## Written exercise
Each record is to be printed again precisely as it reads.

## Record extracts
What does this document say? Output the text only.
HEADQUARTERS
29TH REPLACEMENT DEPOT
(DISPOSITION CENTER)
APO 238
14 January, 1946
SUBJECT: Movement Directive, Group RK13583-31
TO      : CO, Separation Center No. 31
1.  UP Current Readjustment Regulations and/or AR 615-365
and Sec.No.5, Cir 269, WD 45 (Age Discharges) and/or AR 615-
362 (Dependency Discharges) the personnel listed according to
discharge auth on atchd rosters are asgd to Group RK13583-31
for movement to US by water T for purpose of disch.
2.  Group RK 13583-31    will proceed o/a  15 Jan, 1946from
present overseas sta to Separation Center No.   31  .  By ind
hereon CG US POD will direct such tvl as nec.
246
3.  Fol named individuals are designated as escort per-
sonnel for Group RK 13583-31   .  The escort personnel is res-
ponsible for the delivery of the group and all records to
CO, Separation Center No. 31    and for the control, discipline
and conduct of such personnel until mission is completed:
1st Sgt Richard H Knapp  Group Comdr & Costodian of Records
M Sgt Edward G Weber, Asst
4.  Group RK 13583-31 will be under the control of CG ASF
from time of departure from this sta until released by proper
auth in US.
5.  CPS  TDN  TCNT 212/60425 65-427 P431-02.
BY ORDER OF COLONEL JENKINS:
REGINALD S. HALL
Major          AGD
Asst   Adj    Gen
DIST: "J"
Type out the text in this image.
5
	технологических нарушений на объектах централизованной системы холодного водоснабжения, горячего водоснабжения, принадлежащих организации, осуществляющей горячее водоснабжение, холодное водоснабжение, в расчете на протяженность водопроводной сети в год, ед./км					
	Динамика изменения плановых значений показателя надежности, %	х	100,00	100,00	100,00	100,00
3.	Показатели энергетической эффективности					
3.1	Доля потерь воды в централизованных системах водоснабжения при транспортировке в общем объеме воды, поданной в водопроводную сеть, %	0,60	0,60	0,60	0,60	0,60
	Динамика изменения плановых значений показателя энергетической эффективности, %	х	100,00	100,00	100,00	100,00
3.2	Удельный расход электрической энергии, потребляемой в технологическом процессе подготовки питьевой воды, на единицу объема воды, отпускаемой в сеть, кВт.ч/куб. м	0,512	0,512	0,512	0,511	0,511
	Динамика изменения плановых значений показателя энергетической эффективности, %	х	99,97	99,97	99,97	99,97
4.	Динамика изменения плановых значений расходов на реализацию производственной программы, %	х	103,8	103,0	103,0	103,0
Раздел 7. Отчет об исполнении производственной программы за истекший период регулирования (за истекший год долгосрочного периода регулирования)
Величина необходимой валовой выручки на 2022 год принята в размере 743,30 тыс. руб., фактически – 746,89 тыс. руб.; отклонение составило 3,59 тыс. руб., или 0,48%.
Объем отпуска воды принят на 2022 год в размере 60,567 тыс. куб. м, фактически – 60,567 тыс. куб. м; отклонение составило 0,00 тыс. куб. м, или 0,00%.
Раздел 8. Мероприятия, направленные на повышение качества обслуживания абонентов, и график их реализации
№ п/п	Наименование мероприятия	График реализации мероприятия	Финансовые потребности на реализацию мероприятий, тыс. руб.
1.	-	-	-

## Solution to this task
What does this document say? Output the text only.
HEADQUARTERS
29TH REPLACEMENT DEPOT
(DISPOSITION CENTER)
APO 238
14 January, 1946
SUBJECT: Movement Directive, Group RK13583-31
TO      : CO, Separation Center No. 31
1.  UP Current Readjustment Regulations and/or AR 615-365
and Sec.No.5, Cir 269, WD 45 (Age Discharges) and/or AR 615-
362 (Dependency Discharges) the personnel listed according to
discharge auth on atchd rosters are asgd to Group RK13583-31
for movement to US by water T for purpose of disch.
2.  Group RK 13583-31    will proceed o/a  15 Jan, 1946from
present overseas sta to Separation Center No.   31  .  By ind
hereon CG US POD will direct such tvl as nec.
246
3.  Fol named individuals are designated as escort per-
sonnel for Group RK 13583-31   .  The escort personnel is res-
ponsible for the delivery of the group and all records to
CO, Separation Center No. 31    and for the control, discipline
and conduct of such personnel until mission is completed:
1st Sgt Richard H Knapp  Group Comdr & Costodian of Records
M Sgt Edward G Weber, Asst
4.  Group RK 13583-31 will be under the control of CG ASF
from time of departure from this sta until released by proper
auth in US.
5.  CPS  TDN  TCNT 212/60425 65-427 P431-02.
BY ORDER OF COLONEL JENKINS:
REGINALD S. HALL
Major          AGD
Asst   Adj    Gen
DIST: "J"
Type out the text in this image.
5
	технологических нарушений на объектах централизованной системы холодного водоснабжения, горячего водоснабжения, принадлежащих организации, осуществляющей горячее водоснабжение, холодное водоснабжение, в расчете на протяженность водопроводной сети в год, ед./км					
	Динамика изменения плановых значений показателя надежности, %	х	100,00	100,00	100,00	100,00
3.	Показатели энергетической эффективности					
3.1	Доля потерь воды в централизованных системах водоснабжения при транспортировке в общем объеме воды, поданной в водопроводную сеть, %	0,60	0,60	0,60	0,60	0,60
	Динамика изменения плановых значений показателя энергетической эффективности, %	х	100,00	100,00	100,00	100,00
3.2	Удельный расход электрической энергии, потребляемой в технологическом процессе подготовки питьевой воды, на единицу объема воды, отпускаемой в сеть, кВт.ч/куб. м	0,512	0,512	0,512	0,511	0,511
	Динамика изменения плановых значений показателя энергетической эффективности, %	х	99,97	99,97	99,97	99,97
4.	Динамика изменения плановых значений расходов на реализацию производственной программы, %	х	103,8	103,0	103,0	103,0
Раздел 7. Отчет об исполнении производственной программы за истекший период регулирования (за истекший год долгосрочного периода регулирования)
Величина необходимой валовой выручки на 2022 год принята в размере 743,30 тыс. руб., фактически – 746,89 тыс. руб.; отклонение составило 3,59 тыс. руб., или 0,48%.
Объем отпуска воды принят на 2022 год в размере 60,567 тыс. куб. м, фактически – 60,567 тыс. куб. м; отклонение составило 0,00 тыс. куб. м, или 0,00%.
Раздел 8. Мероприятия, направленные на повышение качества обслуживания абонентов, и график их реализации
№ п/п	Наименование мероприятия	График реализации мероприятия	Финансовые потребности на реализацию мероприятий, тыс. руб.
1.	-	-	-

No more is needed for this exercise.